__PROMPT__. Output every line exactly as written. Leave out pictures.
%%
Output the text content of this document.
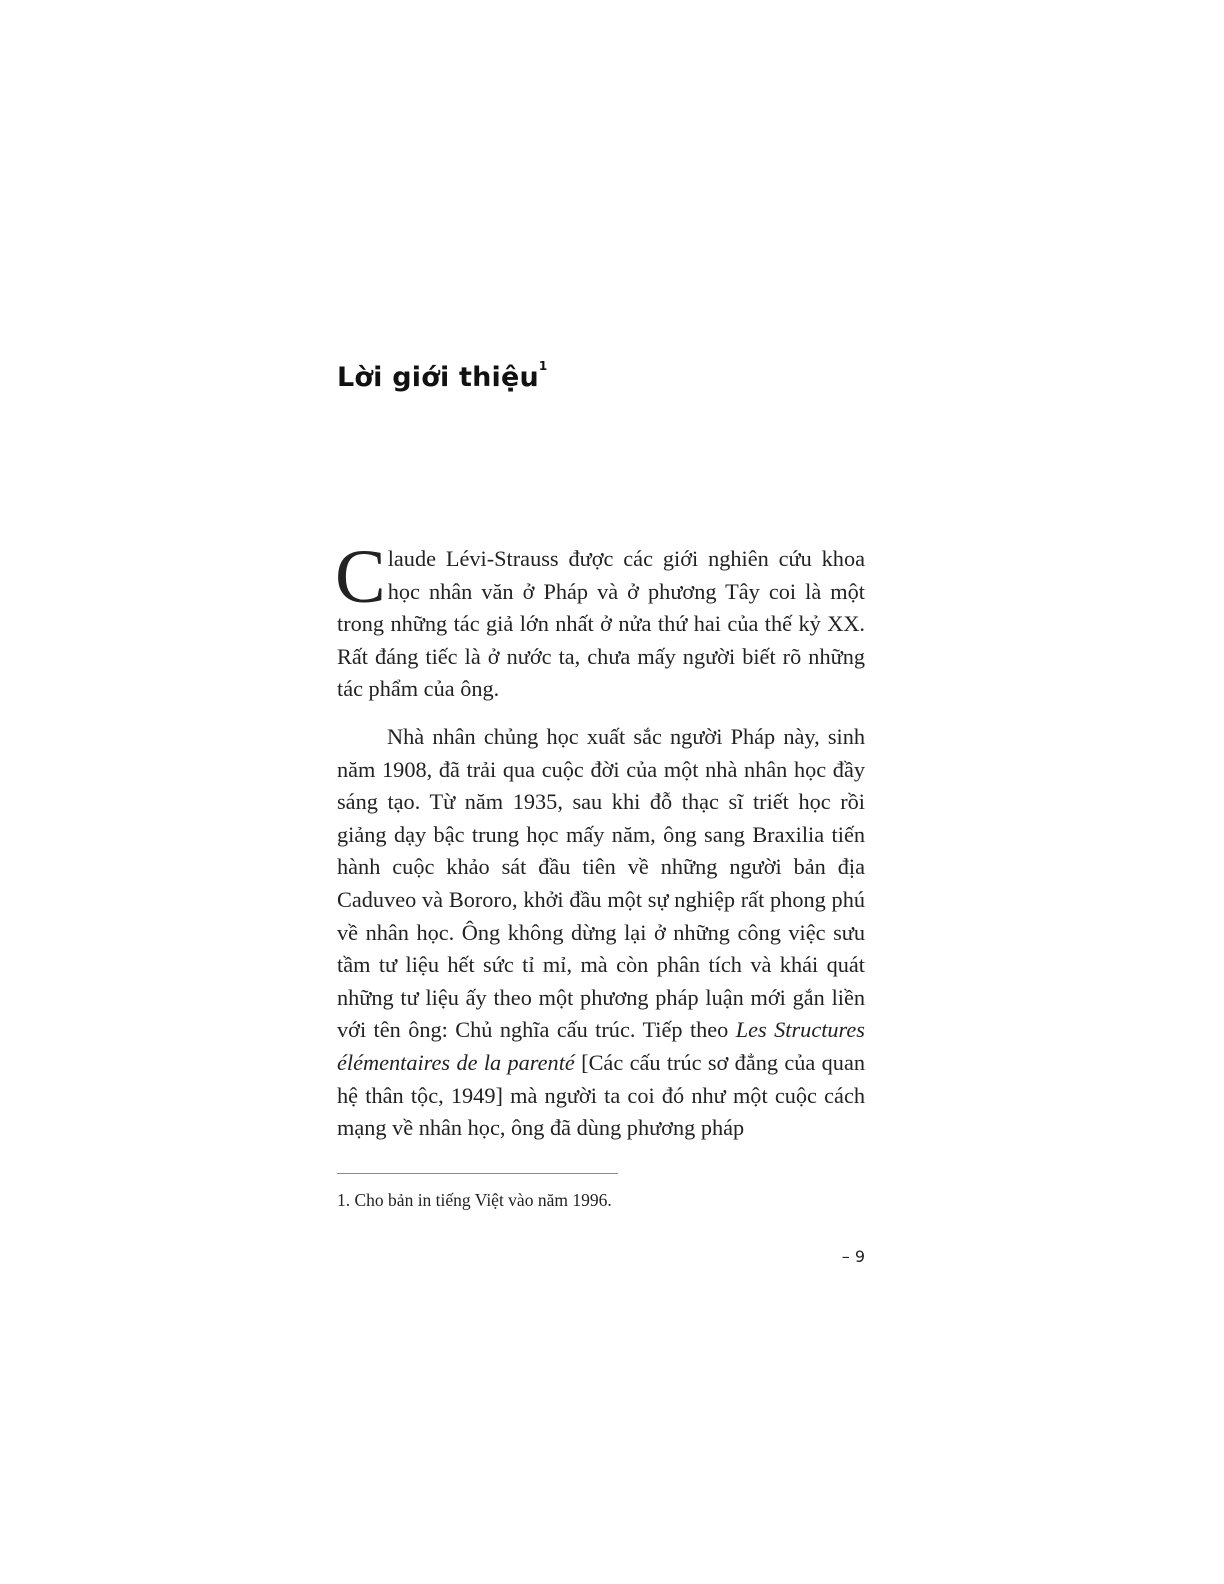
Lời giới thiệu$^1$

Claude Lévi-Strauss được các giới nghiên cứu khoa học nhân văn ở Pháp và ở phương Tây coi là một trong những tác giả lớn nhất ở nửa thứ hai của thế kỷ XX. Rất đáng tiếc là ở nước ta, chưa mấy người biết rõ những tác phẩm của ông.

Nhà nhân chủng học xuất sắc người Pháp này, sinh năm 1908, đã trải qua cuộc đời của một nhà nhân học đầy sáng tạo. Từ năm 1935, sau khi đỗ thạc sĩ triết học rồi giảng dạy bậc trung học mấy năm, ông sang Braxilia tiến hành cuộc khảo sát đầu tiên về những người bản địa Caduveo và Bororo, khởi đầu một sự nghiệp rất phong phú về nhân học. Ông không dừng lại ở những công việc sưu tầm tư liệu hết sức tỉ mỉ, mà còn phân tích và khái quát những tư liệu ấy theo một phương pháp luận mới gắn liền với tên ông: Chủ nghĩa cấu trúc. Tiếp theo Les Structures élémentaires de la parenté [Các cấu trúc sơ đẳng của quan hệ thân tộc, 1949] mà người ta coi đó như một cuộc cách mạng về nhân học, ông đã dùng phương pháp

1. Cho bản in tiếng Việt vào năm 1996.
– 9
%%
__SOLUTION__.
Output the text content of this document.
Lời giới thiệu$^1$

Claude Lévi-Strauss được các giới nghiên cứu khoa học nhân văn ở Pháp và ở phương Tây coi là một trong những tác giả lớn nhất ở nửa thứ hai của thế kỷ XX. Rất đáng tiếc là ở nước ta, chưa mấy người biết rõ những tác phẩm của ông.

Nhà nhân chủng học xuất sắc người Pháp này, sinh năm 1908, đã trải qua cuộc đời của một nhà nhân học đầy sáng tạo. Từ năm 1935, sau khi đỗ thạc sĩ triết học rồi giảng dạy bậc trung học mấy năm, ông sang Braxilia tiến hành cuộc khảo sát đầu tiên về những người bản địa Caduveo và Bororo, khởi đầu một sự nghiệp rất phong phú về nhân học. Ông không dừng lại ở những công việc sưu tầm tư liệu hết sức tỉ mỉ, mà còn phân tích và khái quát những tư liệu ấy theo một phương pháp luận mới gắn liền với tên ông: Chủ nghĩa cấu trúc. Tiếp theo Les Structures élémentaires de la parenté [Các cấu trúc sơ đẳng của quan hệ thân tộc, 1949] mà người ta coi đó như một cuộc cách mạng về nhân học, ông đã dùng phương pháp

1. Cho bản in tiếng Việt vào năm 1996.
– 9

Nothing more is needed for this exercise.